**What is being asked**
Pick out every line with the word "true" and copy it.

**Provided data**
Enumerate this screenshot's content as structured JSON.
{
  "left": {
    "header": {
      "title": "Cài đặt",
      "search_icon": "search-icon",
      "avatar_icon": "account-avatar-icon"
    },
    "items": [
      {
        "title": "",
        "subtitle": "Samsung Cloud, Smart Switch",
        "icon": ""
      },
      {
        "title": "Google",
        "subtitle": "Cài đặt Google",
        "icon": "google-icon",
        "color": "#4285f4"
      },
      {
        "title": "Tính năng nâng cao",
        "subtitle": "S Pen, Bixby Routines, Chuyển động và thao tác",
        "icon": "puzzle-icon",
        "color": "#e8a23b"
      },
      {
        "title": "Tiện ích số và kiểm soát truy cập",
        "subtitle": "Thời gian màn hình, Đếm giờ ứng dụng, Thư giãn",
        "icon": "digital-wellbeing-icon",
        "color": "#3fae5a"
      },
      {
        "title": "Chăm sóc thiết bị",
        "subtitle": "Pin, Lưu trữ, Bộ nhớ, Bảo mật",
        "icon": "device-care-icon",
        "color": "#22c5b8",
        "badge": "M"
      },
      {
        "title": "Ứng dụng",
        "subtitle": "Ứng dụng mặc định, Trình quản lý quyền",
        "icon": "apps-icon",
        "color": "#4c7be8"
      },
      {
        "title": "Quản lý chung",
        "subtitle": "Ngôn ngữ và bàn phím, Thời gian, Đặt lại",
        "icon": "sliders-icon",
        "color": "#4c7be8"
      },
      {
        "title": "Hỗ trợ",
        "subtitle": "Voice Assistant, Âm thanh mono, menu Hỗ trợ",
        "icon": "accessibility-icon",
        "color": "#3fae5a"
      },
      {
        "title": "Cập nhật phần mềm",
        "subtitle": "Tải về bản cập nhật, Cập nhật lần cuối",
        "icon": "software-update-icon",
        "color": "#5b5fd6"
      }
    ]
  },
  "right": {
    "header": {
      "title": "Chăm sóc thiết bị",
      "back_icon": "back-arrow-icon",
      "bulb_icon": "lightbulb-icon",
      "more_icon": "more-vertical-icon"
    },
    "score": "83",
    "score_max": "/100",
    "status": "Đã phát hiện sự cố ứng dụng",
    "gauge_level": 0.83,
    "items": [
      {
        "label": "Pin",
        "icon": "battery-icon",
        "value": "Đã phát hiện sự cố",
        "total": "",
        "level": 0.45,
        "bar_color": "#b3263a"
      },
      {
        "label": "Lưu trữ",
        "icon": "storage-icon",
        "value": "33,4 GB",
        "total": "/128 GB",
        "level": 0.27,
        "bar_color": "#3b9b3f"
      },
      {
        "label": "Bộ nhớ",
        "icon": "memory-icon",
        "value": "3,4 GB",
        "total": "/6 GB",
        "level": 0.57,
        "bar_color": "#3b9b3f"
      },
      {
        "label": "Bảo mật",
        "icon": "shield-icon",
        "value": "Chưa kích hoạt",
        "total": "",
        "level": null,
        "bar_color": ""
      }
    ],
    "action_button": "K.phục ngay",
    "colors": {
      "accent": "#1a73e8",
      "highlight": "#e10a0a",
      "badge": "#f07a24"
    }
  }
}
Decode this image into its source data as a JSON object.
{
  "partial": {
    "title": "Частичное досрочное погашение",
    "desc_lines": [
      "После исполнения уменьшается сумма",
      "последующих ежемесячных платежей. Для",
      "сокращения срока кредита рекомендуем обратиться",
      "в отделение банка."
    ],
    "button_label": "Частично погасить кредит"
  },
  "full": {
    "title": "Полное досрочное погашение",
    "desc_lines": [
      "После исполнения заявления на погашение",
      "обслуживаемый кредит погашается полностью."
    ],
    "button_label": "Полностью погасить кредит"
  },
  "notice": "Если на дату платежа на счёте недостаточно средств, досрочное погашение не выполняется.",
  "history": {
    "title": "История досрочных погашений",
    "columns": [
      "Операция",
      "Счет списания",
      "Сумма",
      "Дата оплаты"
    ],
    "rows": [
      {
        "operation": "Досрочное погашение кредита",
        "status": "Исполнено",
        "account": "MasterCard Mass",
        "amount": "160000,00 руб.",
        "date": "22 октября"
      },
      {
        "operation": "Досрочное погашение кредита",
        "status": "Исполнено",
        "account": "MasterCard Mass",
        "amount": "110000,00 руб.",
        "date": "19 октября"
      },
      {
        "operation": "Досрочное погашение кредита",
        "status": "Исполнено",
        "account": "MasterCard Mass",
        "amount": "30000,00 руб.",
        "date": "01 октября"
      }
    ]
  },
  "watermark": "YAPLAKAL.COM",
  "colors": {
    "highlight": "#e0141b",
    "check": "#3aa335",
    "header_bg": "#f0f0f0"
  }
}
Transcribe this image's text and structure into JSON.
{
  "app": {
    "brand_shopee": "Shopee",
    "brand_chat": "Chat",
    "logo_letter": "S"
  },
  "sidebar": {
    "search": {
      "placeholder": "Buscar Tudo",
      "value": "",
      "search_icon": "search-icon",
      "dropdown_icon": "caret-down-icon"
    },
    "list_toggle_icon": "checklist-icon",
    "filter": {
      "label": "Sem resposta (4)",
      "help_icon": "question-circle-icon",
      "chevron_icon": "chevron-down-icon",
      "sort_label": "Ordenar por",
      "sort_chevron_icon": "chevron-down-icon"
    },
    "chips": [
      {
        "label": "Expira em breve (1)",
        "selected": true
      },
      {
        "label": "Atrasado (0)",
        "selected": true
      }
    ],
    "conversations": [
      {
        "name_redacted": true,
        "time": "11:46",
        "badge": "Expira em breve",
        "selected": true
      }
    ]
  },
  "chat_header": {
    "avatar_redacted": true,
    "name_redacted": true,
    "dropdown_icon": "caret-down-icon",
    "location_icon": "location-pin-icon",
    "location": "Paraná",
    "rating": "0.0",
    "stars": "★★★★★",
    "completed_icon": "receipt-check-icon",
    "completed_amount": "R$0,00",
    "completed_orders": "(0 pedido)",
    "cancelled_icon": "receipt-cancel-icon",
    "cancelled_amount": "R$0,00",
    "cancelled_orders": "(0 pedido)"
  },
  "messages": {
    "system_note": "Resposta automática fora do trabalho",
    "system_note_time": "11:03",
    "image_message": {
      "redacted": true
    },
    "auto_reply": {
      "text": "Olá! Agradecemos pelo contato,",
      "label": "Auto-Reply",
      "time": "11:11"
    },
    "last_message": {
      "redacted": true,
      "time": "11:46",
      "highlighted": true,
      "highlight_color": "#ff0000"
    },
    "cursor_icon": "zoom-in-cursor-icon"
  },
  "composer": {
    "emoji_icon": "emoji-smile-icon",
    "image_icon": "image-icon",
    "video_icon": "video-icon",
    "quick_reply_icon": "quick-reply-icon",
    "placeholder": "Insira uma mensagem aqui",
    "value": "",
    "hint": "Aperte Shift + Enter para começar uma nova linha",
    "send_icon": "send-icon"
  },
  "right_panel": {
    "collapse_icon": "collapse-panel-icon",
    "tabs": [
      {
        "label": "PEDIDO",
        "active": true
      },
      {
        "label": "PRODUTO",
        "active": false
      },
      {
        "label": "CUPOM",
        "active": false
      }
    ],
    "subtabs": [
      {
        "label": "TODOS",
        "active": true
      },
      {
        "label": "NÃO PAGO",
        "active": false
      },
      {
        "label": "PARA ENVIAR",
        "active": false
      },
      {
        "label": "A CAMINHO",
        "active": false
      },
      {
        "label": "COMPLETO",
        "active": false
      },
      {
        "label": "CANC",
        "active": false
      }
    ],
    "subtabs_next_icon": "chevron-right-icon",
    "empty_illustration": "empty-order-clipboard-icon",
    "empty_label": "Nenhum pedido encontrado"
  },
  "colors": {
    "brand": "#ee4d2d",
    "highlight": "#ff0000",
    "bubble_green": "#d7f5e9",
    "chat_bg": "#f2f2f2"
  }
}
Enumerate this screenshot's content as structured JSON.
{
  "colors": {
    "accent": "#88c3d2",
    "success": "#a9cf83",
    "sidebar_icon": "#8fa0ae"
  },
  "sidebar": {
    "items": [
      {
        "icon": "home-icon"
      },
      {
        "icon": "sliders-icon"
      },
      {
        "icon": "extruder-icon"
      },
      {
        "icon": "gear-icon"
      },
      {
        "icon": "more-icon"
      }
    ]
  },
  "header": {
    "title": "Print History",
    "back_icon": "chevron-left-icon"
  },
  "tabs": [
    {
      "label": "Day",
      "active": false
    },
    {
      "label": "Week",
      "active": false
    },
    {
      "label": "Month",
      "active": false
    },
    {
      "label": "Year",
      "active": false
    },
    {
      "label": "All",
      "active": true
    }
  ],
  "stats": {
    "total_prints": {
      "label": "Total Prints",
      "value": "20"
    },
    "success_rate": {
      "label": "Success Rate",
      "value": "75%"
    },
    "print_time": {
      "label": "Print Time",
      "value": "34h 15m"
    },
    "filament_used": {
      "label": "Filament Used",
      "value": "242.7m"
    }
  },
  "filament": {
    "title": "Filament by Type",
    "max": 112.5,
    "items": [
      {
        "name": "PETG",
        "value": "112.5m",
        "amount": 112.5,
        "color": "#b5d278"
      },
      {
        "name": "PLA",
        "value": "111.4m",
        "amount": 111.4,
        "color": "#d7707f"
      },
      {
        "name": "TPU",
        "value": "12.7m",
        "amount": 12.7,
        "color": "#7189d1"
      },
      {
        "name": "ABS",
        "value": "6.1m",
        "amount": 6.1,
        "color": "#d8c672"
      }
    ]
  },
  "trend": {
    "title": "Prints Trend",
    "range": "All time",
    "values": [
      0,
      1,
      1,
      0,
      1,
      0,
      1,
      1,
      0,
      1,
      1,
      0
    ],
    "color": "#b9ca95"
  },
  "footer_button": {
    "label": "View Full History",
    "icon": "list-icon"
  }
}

**Output below**
        "selected": true
        "selected": true
        "name_redacted": true,
        "selected": true
    "avatar_redacted": true,
    "name_redacted": true,
      "redacted": true
      "redacted": true,
      "highlighted": true,
        "active": true
        "active": true
      "active": true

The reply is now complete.